- PROBLEM TO SOLVE -
Skip the pictures and repeat each line of the data exactly.

- MATERIAL TO PROCESS -
· · · · ·

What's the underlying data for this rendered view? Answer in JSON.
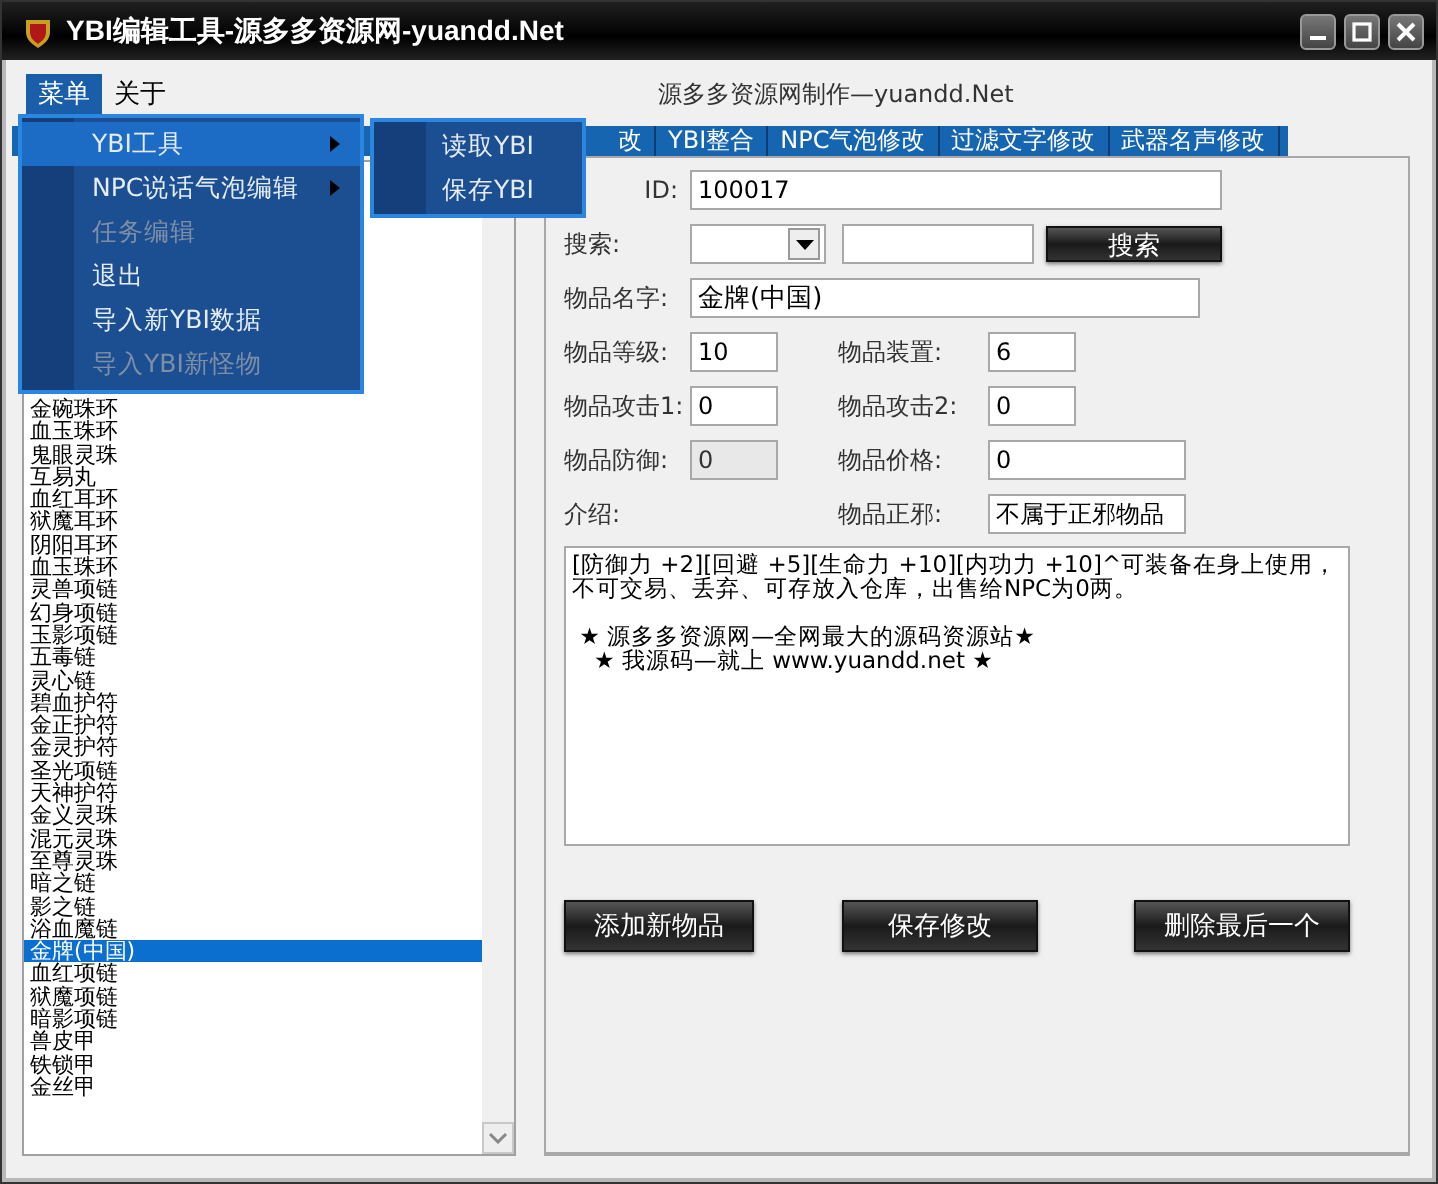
{
  "window": {
    "title": "YBI编辑工具-源多多资源网-yuandd.Net"
  },
  "menubar": [
    {
      "label": "菜单",
      "selected": true
    },
    {
      "label": "关于",
      "selected": false
    }
  ],
  "menu": [
    {
      "label": "YBI工具",
      "selected": true,
      "disabled": false,
      "submenu": true
    },
    {
      "label": "NPC说话气泡编辑",
      "selected": false,
      "disabled": false,
      "submenu": true
    },
    {
      "label": "任务编辑",
      "selected": false,
      "disabled": true,
      "submenu": false
    },
    {
      "label": "退出",
      "selected": false,
      "disabled": false,
      "submenu": false
    },
    {
      "label": "导入新YBI数据",
      "selected": false,
      "disabled": false,
      "submenu": false
    },
    {
      "label": "导入YBI新怪物",
      "selected": false,
      "disabled": true,
      "submenu": false
    }
  ],
  "submenu": [
    "读取YBI",
    "保存YBI"
  ],
  "header": "源多多资源网制作—yuandd.Net",
  "tabs": [
    {
      "label": "改",
      "selected": false
    },
    {
      "label": "YBI整合",
      "selected": false
    },
    {
      "label": "NPC气泡修改",
      "selected": false
    },
    {
      "label": "过滤文字修改",
      "selected": false
    },
    {
      "label": "武器名声修改",
      "selected": false
    }
  ],
  "item_list": [
    {
      "label": "金碗珠环",
      "selected": false
    },
    {
      "label": "血玉珠环",
      "selected": false
    },
    {
      "label": "鬼眼灵珠",
      "selected": false
    },
    {
      "label": "互易丸",
      "selected": false
    },
    {
      "label": "血红耳环",
      "selected": false
    },
    {
      "label": "狱魔耳环",
      "selected": false
    },
    {
      "label": "阴阳耳环",
      "selected": false
    },
    {
      "label": "血玉珠环",
      "selected": false
    },
    {
      "label": "灵兽项链",
      "selected": false
    },
    {
      "label": "幻身项链",
      "selected": false
    },
    {
      "label": "玉影项链",
      "selected": false
    },
    {
      "label": "五毒链",
      "selected": false
    },
    {
      "label": "灵心链",
      "selected": false
    },
    {
      "label": "碧血护符",
      "selected": false
    },
    {
      "label": "金正护符",
      "selected": false
    },
    {
      "label": "金灵护符",
      "selected": false
    },
    {
      "label": "圣光项链",
      "selected": false
    },
    {
      "label": "天神护符",
      "selected": false
    },
    {
      "label": "金义灵珠",
      "selected": false
    },
    {
      "label": "混元灵珠",
      "selected": false
    },
    {
      "label": "至尊灵珠",
      "selected": false
    },
    {
      "label": "暗之链",
      "selected": false
    },
    {
      "label": "影之链",
      "selected": false
    },
    {
      "label": "浴血魔链",
      "selected": false
    },
    {
      "label": "金牌(中国)",
      "selected": true
    },
    {
      "label": "血红项链",
      "selected": false
    },
    {
      "label": "狱魔项链",
      "selected": false
    },
    {
      "label": "暗影项链",
      "selected": false
    },
    {
      "label": "兽皮甲",
      "selected": false
    },
    {
      "label": "铁锁甲",
      "selected": false
    },
    {
      "label": "金丝甲",
      "selected": false
    }
  ],
  "form": {
    "id_label": "ID:",
    "id_value": "100017",
    "search_label": "搜索:",
    "search_button": "搜索",
    "name_label": "物品名字:",
    "name_value": "金牌(中国)",
    "pairs": [
      [
        {
          "label": "物品等级:",
          "value": "10",
          "disabled": false,
          "wide": false
        },
        {
          "label": "物品装置:",
          "value": "6",
          "disabled": false,
          "wide": false
        }
      ],
      [
        {
          "label": "物品攻击1:",
          "value": "0",
          "disabled": false,
          "wide": false
        },
        {
          "label": "物品攻击2:",
          "value": "0",
          "disabled": false,
          "wide": false
        }
      ],
      [
        {
          "label": "物品防御:",
          "value": "0",
          "disabled": true,
          "wide": false
        },
        {
          "label": "物品价格:",
          "value": "0",
          "disabled": false,
          "wide": true
        }
      ],
      [
        {
          "label": "介绍:"
        },
        {
          "label": "物品正邪:",
          "value": "不属于正邪物品",
          "disabled": false,
          "wide": true
        }
      ]
    ],
    "description": [
      "[防御力 +2][回避 +5][生命力 +10][内功力 +10]^可装备在身上使用，不可交易、丢弃、可存放入仓库，出售给NPC为0两。",
      " ★ 源多多资源网—全网最大的源码资源站★",
      "   ★ 我源码—就上 www.yuandd.net ★"
    ]
  },
  "buttons": [
    "添加新物品",
    "保存修改",
    "删除最后一个"
  ]
}
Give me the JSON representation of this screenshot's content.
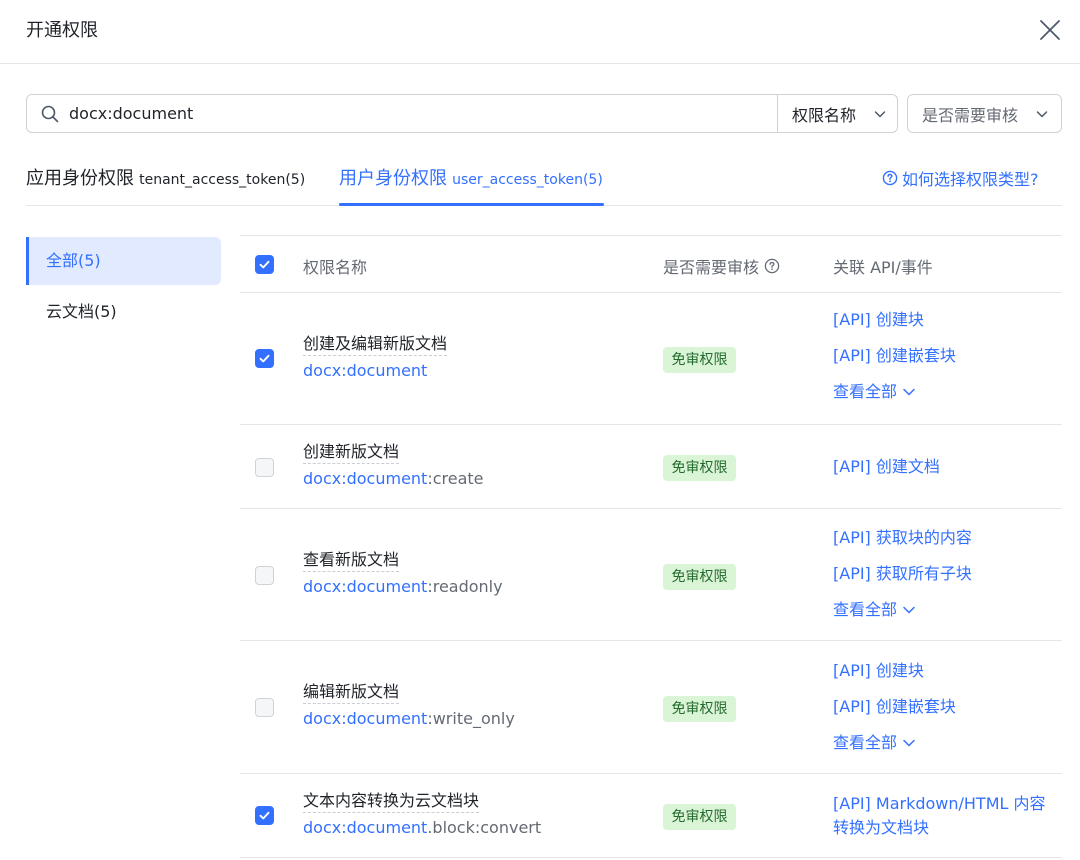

· · · · ·

- FINAL RESULT -
What's the underlying data for this rendered view? Answer in JSON.
{
  "window": {
    "title": "YBI编辑工具-源多多资源网-yuandd.Net"
  },
  "menubar": [
    {
      "label": "菜单",
      "selected": true
    },
    {
      "label": "关于",
      "selected": false
    }
  ],
  "menu": [
    {
      "label": "YBI工具",
      "selected": true,
      "disabled": false,
      "submenu": true
    },
    {
      "label": "NPC说话气泡编辑",
      "selected": false,
      "disabled": false,
      "submenu": true
    },
    {
      "label": "任务编辑",
      "selected": false,
      "disabled": true,
      "submenu": false
    },
    {
      "label": "退出",
      "selected": false,
      "disabled": false,
      "submenu": false
    },
    {
      "label": "导入新YBI数据",
      "selected": false,
      "disabled": false,
      "submenu": false
    },
    {
      "label": "导入YBI新怪物",
      "selected": false,
      "disabled": true,
      "submenu": false
    }
  ],
  "submenu": [
    "读取YBI",
    "保存YBI"
  ],
  "header": "源多多资源网制作—yuandd.Net",
  "tabs": [
    {
      "label": "改",
      "selected": false
    },
    {
      "label": "YBI整合",
      "selected": false
    },
    {
      "label": "NPC气泡修改",
      "selected": false
    },
    {
      "label": "过滤文字修改",
      "selected": false
    },
    {
      "label": "武器名声修改",
      "selected": false
    }
  ],
  "item_list": [
    {
      "label": "金碗珠环",
      "selected": false
    },
    {
      "label": "血玉珠环",
      "selected": false
    },
    {
      "label": "鬼眼灵珠",
      "selected": false
    },
    {
      "label": "互易丸",
      "selected": false
    },
    {
      "label": "血红耳环",
      "selected": false
    },
    {
      "label": "狱魔耳环",
      "selected": false
    },
    {
      "label": "阴阳耳环",
      "selected": false
    },
    {
      "label": "血玉珠环",
      "selected": false
    },
    {
      "label": "灵兽项链",
      "selected": false
    },
    {
      "label": "幻身项链",
      "selected": false
    },
    {
      "label": "玉影项链",
      "selected": false
    },
    {
      "label": "五毒链",
      "selected": false
    },
    {
      "label": "灵心链",
      "selected": false
    },
    {
      "label": "碧血护符",
      "selected": false
    },
    {
      "label": "金正护符",
      "selected": false
    },
    {
      "label": "金灵护符",
      "selected": false
    },
    {
      "label": "圣光项链",
      "selected": false
    },
    {
      "label": "天神护符",
      "selected": false
    },
    {
      "label": "金义灵珠",
      "selected": false
    },
    {
      "label": "混元灵珠",
      "selected": false
    },
    {
      "label": "至尊灵珠",
      "selected": false
    },
    {
      "label": "暗之链",
      "selected": false
    },
    {
      "label": "影之链",
      "selected": false
    },
    {
      "label": "浴血魔链",
      "selected": false
    },
    {
      "label": "金牌(中国)",
      "selected": true
    },
    {
      "label": "血红项链",
      "selected": false
    },
    {
      "label": "狱魔项链",
      "selected": false
    },
    {
      "label": "暗影项链",
      "selected": false
    },
    {
      "label": "兽皮甲",
      "selected": false
    },
    {
      "label": "铁锁甲",
      "selected": false
    },
    {
      "label": "金丝甲",
      "selected": false
    }
  ],
  "form": {
    "id_label": "ID:",
    "id_value": "100017",
    "search_label": "搜索:",
    "search_button": "搜索",
    "name_label": "物品名字:",
    "name_value": "金牌(中国)",
    "pairs": [
      [
        {
          "label": "物品等级:",
          "value": "10",
          "disabled": false,
          "wide": false
        },
        {
          "label": "物品装置:",
          "value": "6",
          "disabled": false,
          "wide": false
        }
      ],
      [
        {
          "label": "物品攻击1:",
          "value": "0",
          "disabled": false,
          "wide": false
        },
        {
          "label": "物品攻击2:",
          "value": "0",
          "disabled": false,
          "wide": false
        }
      ],
      [
        {
          "label": "物品防御:",
          "value": "0",
          "disabled": true,
          "wide": false
        },
        {
          "label": "物品价格:",
          "value": "0",
          "disabled": false,
          "wide": true
        }
      ],
      [
        {
          "label": "介绍:"
        },
        {
          "label": "物品正邪:",
          "value": "不属于正邪物品",
          "disabled": false,
          "wide": true
        }
      ]
    ],
    "description": [
      "[防御力 +2][回避 +5][生命力 +10][内功力 +10]^可装备在身上使用，不可交易、丢弃、可存放入仓库，出售给NPC为0两。",
      " ★ 源多多资源网—全网最大的源码资源站★",
      "   ★ 我源码—就上 www.yuandd.net ★"
    ]
  },
  "buttons": [
    "添加新物品",
    "保存修改",
    "删除最后一个"
  ]
}
Give me the JSON representation of this screenshot's content.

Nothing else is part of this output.